PROBLEM DESCRIPTION —
Among the entries below, find the lines with "的权责进行分配" and copy them.

TASK MATERIAL —
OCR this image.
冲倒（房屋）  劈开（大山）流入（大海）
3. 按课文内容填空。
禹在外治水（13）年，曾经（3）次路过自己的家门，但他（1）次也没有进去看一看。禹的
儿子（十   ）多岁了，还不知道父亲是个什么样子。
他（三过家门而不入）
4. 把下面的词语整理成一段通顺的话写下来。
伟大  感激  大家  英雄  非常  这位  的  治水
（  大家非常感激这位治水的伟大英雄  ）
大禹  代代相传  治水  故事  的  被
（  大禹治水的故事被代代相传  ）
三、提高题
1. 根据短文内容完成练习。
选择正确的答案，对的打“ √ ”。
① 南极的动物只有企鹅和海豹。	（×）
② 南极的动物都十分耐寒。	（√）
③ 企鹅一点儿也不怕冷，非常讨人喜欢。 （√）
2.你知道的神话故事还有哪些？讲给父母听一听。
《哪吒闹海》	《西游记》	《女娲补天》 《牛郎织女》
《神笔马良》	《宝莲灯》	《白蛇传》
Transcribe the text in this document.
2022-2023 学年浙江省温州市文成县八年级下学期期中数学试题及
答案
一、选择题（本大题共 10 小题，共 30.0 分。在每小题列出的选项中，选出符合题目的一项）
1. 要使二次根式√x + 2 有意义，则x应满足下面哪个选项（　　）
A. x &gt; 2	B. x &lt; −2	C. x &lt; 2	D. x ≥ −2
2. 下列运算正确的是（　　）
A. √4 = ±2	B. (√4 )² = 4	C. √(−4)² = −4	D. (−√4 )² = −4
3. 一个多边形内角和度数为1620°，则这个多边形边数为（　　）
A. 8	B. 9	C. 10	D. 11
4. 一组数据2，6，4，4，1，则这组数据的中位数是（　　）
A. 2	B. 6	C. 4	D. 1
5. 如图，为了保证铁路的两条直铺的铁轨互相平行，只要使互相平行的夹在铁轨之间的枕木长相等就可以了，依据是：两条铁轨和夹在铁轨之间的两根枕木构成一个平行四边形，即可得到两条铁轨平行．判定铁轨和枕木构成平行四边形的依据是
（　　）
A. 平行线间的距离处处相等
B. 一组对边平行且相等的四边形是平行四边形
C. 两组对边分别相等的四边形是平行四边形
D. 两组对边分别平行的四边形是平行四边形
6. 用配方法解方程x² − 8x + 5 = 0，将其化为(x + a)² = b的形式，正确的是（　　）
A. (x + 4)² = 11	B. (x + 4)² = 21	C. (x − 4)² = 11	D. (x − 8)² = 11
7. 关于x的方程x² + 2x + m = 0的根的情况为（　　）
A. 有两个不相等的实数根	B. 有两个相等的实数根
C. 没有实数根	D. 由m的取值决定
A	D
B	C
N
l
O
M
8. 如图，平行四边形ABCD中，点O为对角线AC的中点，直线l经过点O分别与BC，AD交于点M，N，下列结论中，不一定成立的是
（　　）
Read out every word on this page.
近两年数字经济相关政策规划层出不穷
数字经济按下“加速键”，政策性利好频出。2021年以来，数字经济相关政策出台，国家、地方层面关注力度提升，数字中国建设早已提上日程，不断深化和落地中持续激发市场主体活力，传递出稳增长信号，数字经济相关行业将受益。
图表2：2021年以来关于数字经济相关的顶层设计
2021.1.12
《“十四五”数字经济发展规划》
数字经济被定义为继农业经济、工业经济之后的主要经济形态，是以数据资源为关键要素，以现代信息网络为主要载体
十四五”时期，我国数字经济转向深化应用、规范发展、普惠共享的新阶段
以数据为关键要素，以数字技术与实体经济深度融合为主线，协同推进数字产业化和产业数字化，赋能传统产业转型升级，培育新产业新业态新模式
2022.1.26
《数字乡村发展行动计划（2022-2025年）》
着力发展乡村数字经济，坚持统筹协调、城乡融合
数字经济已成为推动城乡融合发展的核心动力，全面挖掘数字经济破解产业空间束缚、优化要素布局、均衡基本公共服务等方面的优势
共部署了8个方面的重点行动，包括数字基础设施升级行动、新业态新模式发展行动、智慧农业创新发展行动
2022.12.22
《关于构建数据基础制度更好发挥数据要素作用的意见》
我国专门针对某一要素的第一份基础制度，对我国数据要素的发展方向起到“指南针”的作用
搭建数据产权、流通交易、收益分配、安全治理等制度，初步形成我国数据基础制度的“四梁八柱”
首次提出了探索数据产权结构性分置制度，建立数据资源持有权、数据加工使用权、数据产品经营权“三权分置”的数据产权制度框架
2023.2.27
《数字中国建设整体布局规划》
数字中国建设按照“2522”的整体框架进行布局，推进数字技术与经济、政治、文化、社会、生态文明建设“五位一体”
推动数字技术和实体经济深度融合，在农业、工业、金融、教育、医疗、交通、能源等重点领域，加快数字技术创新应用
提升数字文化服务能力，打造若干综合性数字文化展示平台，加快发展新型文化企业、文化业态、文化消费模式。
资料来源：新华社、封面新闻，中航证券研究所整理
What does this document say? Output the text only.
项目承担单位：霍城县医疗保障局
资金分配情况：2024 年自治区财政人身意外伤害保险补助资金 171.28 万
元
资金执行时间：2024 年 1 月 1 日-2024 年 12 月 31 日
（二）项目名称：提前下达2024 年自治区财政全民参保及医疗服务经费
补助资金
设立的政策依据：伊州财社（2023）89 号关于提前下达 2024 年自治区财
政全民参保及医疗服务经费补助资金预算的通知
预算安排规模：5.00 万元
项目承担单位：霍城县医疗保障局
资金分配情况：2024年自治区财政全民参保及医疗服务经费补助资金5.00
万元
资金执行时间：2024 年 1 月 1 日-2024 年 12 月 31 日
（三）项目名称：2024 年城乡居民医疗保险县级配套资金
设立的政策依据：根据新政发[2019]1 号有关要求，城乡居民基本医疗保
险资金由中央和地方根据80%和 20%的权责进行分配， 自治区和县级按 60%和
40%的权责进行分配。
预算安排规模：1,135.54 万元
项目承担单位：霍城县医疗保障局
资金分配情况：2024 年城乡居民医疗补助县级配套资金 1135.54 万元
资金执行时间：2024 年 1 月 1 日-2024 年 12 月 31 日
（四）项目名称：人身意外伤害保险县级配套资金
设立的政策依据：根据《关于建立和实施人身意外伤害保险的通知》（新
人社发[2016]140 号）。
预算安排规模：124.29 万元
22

RESULT OF THE TASK —
险资金由中央和地方根据80%和 20%的权责进行分配， 自治区和县级按 60%和
40%的权责进行分配。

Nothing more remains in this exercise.